*Excerpt to read*
>> START
[Math] Gradient of the TV norm of an image

linear algebranormed-spaces

Context:

I am trying to implement an algorithm for X-ray image reconstruction called ADS-POCS that minimizes the TV norm as well as reconstructs the image. After separating the reconstruction into 2 steps, namely data reconstruction and TV norm minimization, the second part is solved by a steepest descend. The image is a 3D image (relevant for the TV-norm).

Problem:

The paper defines $\vec{f}$ as a $1\times N_i$ vector of voxels. Later, defines the operator $\nabla_{\vec{f}}$ as

$\nabla_{\vec{f}} Q(\vec f)=\sum_{i} \frac{\partial}{\partial f_i} Q(\vec f) \vec \delta_i$,

being $\delta_i$ 1 in the $i$ voxel and 0 elsewhere.

eventually, the algorithm to minimize the TV norm of the image is defined as a gradient descend loop where the update is defined as:

$\vec f =\vec f -\alpha \cdot \nabla_{\vec{f}} ||\vec f ||_{TV}$

My problem is that I dont know how to compute the $\nabla_{\vec{f}} ||\vec f ||_{TV}$ term. I know how would I compute $||\vec f ||_{TV}$, but I feel like the $\nabla_{\vec{f}}$ is actually derivation the norm itself. If this were the 2-norm , for example, I'd know how to derive it (e.g. see here), but the TV-norm has the absolute value function, and its also dependent in neighboring voxels, while the 2-norm isn't.

The TV norm can be written as (if I'm not wrong with my maths notation)
>> END
*Entries shown*
>> START
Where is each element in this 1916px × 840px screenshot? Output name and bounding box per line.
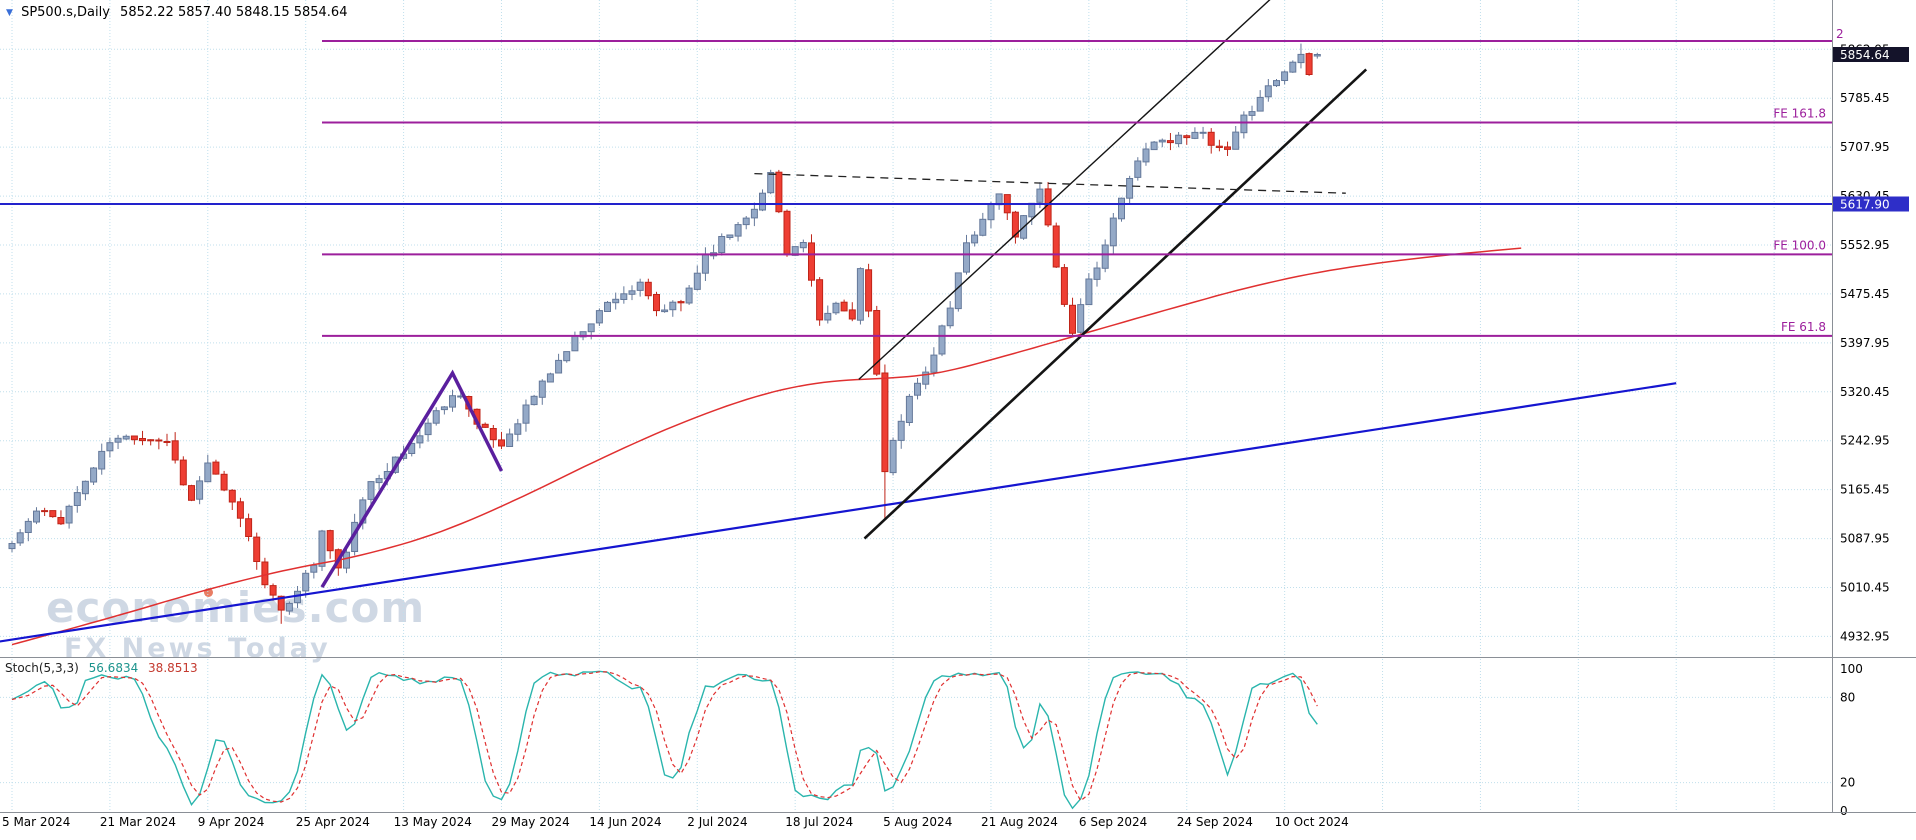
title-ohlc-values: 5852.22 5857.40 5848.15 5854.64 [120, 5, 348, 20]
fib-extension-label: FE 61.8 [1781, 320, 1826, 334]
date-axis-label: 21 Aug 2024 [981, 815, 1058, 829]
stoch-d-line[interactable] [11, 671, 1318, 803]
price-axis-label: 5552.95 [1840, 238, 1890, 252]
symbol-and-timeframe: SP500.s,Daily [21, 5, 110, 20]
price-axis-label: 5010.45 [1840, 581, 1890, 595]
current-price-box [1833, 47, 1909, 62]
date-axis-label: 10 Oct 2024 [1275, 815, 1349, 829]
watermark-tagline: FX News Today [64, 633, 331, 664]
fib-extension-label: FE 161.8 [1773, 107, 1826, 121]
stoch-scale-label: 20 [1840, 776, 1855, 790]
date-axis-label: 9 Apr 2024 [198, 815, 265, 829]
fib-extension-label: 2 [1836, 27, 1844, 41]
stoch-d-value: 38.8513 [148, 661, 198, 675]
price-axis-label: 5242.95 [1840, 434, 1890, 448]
>> END
Using the post on the gradient of an image's TV norm, decide whether each statement agrees with it: 1. The image in the reconstruction is three-dimensional. 2. The TV norm minimization step is solved by steepest descent. 3. The 2-norm depends on neighboring voxels. Answer yes or no for each and quote the deciding words.

*Solved problem*
1. Yes: "The image is a 3D image (relevant for the TV-norm)."
2. Yes: "the second part is solved by a steepest descend."
3. No: "its also dependent in neighboring voxels, while the 2-norm isn't."